::: MATERIAL

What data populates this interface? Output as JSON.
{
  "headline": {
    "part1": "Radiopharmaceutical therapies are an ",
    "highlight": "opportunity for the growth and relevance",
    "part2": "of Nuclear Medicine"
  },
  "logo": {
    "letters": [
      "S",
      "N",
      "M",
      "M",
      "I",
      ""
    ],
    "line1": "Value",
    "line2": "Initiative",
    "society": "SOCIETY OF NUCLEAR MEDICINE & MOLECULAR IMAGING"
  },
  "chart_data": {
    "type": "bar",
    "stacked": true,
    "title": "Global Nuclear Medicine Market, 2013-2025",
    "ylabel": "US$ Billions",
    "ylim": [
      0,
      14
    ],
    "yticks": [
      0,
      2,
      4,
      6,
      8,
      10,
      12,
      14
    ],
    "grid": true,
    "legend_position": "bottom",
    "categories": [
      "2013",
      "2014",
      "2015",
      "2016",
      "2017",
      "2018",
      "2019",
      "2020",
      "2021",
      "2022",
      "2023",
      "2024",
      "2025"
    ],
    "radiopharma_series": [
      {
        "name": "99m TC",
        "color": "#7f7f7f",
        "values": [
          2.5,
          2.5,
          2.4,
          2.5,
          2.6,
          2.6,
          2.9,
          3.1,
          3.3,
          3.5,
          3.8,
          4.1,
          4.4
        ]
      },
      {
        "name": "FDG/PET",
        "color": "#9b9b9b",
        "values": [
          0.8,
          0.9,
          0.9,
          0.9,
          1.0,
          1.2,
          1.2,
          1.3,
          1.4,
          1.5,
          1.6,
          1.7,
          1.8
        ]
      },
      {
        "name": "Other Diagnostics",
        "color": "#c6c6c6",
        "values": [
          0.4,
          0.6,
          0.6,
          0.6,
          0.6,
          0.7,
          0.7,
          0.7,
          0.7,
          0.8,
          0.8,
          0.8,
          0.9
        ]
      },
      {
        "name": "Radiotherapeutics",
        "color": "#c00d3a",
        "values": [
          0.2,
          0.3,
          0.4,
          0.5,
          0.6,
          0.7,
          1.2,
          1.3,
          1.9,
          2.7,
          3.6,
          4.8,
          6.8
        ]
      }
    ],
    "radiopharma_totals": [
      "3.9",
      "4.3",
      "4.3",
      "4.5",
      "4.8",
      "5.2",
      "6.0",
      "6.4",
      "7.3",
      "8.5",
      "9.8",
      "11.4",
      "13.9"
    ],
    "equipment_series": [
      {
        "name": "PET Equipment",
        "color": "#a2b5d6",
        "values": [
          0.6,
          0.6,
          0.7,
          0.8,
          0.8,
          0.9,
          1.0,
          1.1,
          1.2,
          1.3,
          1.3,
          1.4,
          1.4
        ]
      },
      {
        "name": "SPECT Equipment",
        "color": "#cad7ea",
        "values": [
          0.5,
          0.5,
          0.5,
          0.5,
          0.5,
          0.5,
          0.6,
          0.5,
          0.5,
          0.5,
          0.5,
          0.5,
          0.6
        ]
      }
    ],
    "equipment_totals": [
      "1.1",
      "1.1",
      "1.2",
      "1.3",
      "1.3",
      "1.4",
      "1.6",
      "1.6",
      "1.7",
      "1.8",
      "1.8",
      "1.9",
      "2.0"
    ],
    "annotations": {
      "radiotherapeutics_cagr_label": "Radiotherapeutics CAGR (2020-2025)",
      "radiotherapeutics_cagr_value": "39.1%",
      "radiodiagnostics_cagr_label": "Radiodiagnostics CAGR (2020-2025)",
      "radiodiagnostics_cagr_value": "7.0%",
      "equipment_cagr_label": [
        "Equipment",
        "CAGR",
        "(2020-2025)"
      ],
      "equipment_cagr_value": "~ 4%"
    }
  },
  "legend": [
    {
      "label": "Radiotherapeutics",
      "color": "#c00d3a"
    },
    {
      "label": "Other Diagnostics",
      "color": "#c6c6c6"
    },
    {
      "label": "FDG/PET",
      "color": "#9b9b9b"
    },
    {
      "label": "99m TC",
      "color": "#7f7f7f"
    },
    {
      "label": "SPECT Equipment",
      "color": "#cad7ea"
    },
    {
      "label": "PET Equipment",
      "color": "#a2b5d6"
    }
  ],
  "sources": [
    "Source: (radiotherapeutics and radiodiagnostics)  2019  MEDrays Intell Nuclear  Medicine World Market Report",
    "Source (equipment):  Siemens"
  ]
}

::::::

### WRITTEN EXERCISE:
Each record must be returned exactly as it is written.

### PROBLEM SOLUTION:
What data populates this interface? Output as JSON.
{
  "headline": {
    "part1": "Radiopharmaceutical therapies are an ",
    "highlight": "opportunity for the growth and relevance",
    "part2": "of Nuclear Medicine"
  },
  "logo": {
    "letters": [
      "S",
      "N",
      "M",
      "M",
      "I",
      ""
    ],
    "line1": "Value",
    "line2": "Initiative",
    "society": "SOCIETY OF NUCLEAR MEDICINE & MOLECULAR IMAGING"
  },
  "chart_data": {
    "type": "bar",
    "stacked": true,
    "title": "Global Nuclear Medicine Market, 2013-2025",
    "ylabel": "US$ Billions",
    "ylim": [
      0,
      14
    ],
    "yticks": [
      0,
      2,
      4,
      6,
      8,
      10,
      12,
      14
    ],
    "grid": true,
    "legend_position": "bottom",
    "categories": [
      "2013",
      "2014",
      "2015",
      "2016",
      "2017",
      "2018",
      "2019",
      "2020",
      "2021",
      "2022",
      "2023",
      "2024",
      "2025"
    ],
    "radiopharma_series": [
      {
        "name": "99m TC",
        "color": "#7f7f7f",
        "values": [
          2.5,
          2.5,
          2.4,
          2.5,
          2.6,
          2.6,
          2.9,
          3.1,
          3.3,
          3.5,
          3.8,
          4.1,
          4.4
        ]
      },
      {
        "name": "FDG/PET",
        "color": "#9b9b9b",
        "values": [
          0.8,
          0.9,
          0.9,
          0.9,
          1.0,
          1.2,
          1.2,
          1.3,
          1.4,
          1.5,
          1.6,
          1.7,
          1.8
        ]
      },
      {
        "name": "Other Diagnostics",
        "color": "#c6c6c6",
        "values": [
          0.4,
          0.6,
          0.6,
          0.6,
          0.6,
          0.7,
          0.7,
          0.7,
          0.7,
          0.8,
          0.8,
          0.8,
          0.9
        ]
      },
      {
        "name": "Radiotherapeutics",
        "color": "#c00d3a",
        "values": [
          0.2,
          0.3,
          0.4,
          0.5,
          0.6,
          0.7,
          1.2,
          1.3,
          1.9,
          2.7,
          3.6,
          4.8,
          6.8
        ]
      }
    ],
    "radiopharma_totals": [
      "3.9",
      "4.3",
      "4.3",
      "4.5",
      "4.8",
      "5.2",
      "6.0",
      "6.4",
      "7.3",
      "8.5",
      "9.8",
      "11.4",
      "13.9"
    ],
    "equipment_series": [
      {
        "name": "PET Equipment",
        "color": "#a2b5d6",
        "values": [
          0.6,
          0.6,
          0.7,
          0.8,
          0.8,
          0.9,
          1.0,
          1.1,
          1.2,
          1.3,
          1.3,
          1.4,
          1.4
        ]
      },
      {
        "name": "SPECT Equipment",
        "color": "#cad7ea",
        "values": [
          0.5,
          0.5,
          0.5,
          0.5,
          0.5,
          0.5,
          0.6,
          0.5,
          0.5,
          0.5,
          0.5,
          0.5,
          0.6
        ]
      }
    ],
    "equipment_totals": [
      "1.1",
      "1.1",
      "1.2",
      "1.3",
      "1.3",
      "1.4",
      "1.6",
      "1.6",
      "1.7",
      "1.8",
      "1.8",
      "1.9",
      "2.0"
    ],
    "annotations": {
      "radiotherapeutics_cagr_label": "Radiotherapeutics CAGR (2020-2025)",
      "radiotherapeutics_cagr_value": "39.1%",
      "radiodiagnostics_cagr_label": "Radiodiagnostics CAGR (2020-2025)",
      "radiodiagnostics_cagr_value": "7.0%",
      "equipment_cagr_label": [
        "Equipment",
        "CAGR",
        "(2020-2025)"
      ],
      "equipment_cagr_value": "~ 4%"
    }
  },
  "legend": [
    {
      "label": "Radiotherapeutics",
      "color": "#c00d3a"
    },
    {
      "label": "Other Diagnostics",
      "color": "#c6c6c6"
    },
    {
      "label": "FDG/PET",
      "color": "#9b9b9b"
    },
    {
      "label": "99m TC",
      "color": "#7f7f7f"
    },
    {
      "label": "SPECT Equipment",
      "color": "#cad7ea"
    },
    {
      "label": "PET Equipment",
      "color": "#a2b5d6"
    }
  ],
  "sources": [
    "Source: (radiotherapeutics and radiodiagnostics)  2019  MEDrays Intell Nuclear  Medicine World Market Report",
    "Source (equipment):  Siemens"
  ]
}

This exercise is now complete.